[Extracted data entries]
◆ ◆ ◆ ◆ ◆ ◆ ◆

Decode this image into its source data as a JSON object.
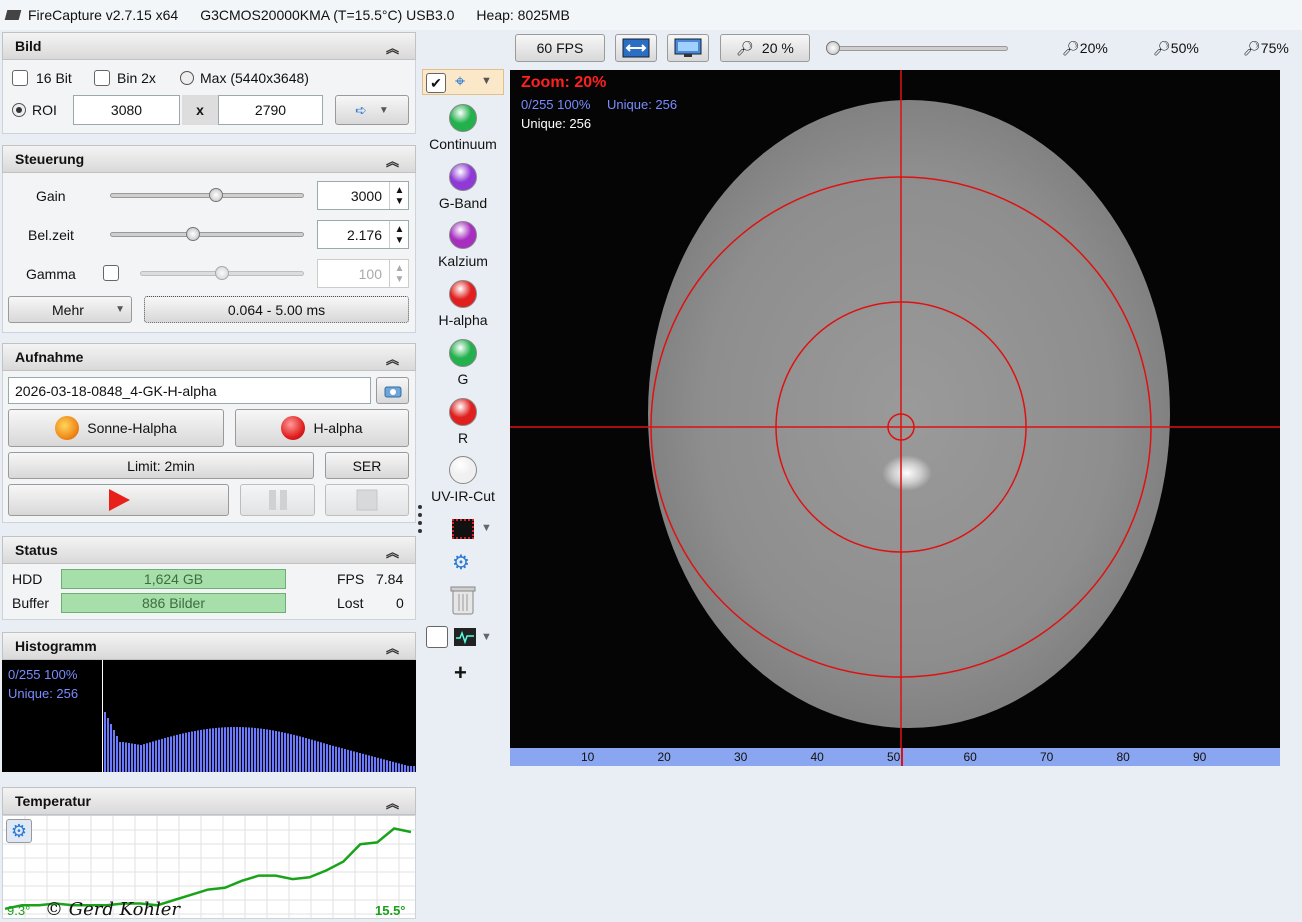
{
  "window": {
    "app_title": "FireCapture v2.7.15 x64",
    "camera": "G3CMOS20000KMA (T=15.5°C) USB3.0",
    "heap": "Heap: 8025MB"
  },
  "bild": {
    "title": "Bild",
    "bit16_label": "16 Bit",
    "bin2x_label": "Bin 2x",
    "max_label": "Max (5440x3648)",
    "roi_label": "ROI",
    "roi_width": "3080",
    "roi_x": "x",
    "roi_height": "2790"
  },
  "steuerung": {
    "title": "Steuerung",
    "gain_label": "Gain",
    "gain_value": "3000",
    "gain_level": 0.55,
    "exposure_label": "Bel.zeit",
    "exposure_value": "2.176",
    "exposure_level": 0.42,
    "gamma_label": "Gamma",
    "gamma_value": "100",
    "gamma_level": 0.5,
    "more_label": "Mehr",
    "range_label": "0.064 - 5.00 ms"
  },
  "aufnahme": {
    "title": "Aufnahme",
    "filename": "2026-03-18-0848_4-GK-H-alpha",
    "profile_label": "Sonne-Halpha",
    "filter_label": "H-alpha",
    "limit_label": "Limit: 2min",
    "format_label": "SER"
  },
  "status": {
    "title": "Status",
    "hdd_label": "HDD",
    "hdd_value": "1,624 GB",
    "buffer_label": "Buffer",
    "buffer_value": "886 Bilder",
    "fps_label": "FPS",
    "fps_value": "7.84",
    "lost_label": "Lost",
    "lost_value": "0"
  },
  "histogramm": {
    "title": "Histogramm",
    "range_text": "0/255 100%",
    "unique_text": "Unique: 256"
  },
  "temperatur": {
    "title": "Temperatur",
    "min_label": "9.3°",
    "max_label": "15.5°",
    "copyright": "© Gerd Kohler",
    "series": [
      9.3,
      9.5,
      9.5,
      9.6,
      9.5,
      9.5,
      9.5,
      9.6,
      9.6,
      9.5,
      9.8,
      10.1,
      10.4,
      10.5,
      10.9,
      11.2,
      11.2,
      11.0,
      11.1,
      11.5,
      12.0,
      13.0,
      13.1,
      13.9,
      13.7
    ]
  },
  "toolbar": {
    "fps_button": "60 FPS",
    "zoom_button": "20 %",
    "zoom_20": "20%",
    "zoom_50": "50%",
    "zoom_75": "75%"
  },
  "filters": [
    {
      "label": "Continuum",
      "color": "#22b14c"
    },
    {
      "label": "G-Band",
      "color": "#8f3ad6"
    },
    {
      "label": "Kalzium",
      "color": "#a62fc0"
    },
    {
      "label": "H-alpha",
      "color": "#e0201f"
    },
    {
      "label": "G",
      "color": "#22b14c"
    },
    {
      "label": "R",
      "color": "#e0201f"
    },
    {
      "label": "UV-IR-Cut",
      "color": "#f0f0f0"
    }
  ],
  "preview": {
    "zoom_text": "Zoom: 20%",
    "range_text": "0/255 100%",
    "unique_blue": "Unique: 256",
    "unique_white": "Unique: 256",
    "ruler": [
      "10",
      "20",
      "30",
      "40",
      "50",
      "60",
      "70",
      "80",
      "90"
    ]
  },
  "colors": {
    "crosshair": "#e01010",
    "ruler_bg": "#8aa6f0",
    "histogram_bar": "#6b79ff",
    "temp_line": "#1aa31a"
  }
}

◆ ◆ ◆ ◆ ◆ ◆ ◆

Do this: Lines of the material that contain the word "Unique" are to be gathered.

Expected answer:
    "unique_text": "Unique: 256"
    "unique_blue": "Unique: 256",
    "unique_white": "Unique: 256",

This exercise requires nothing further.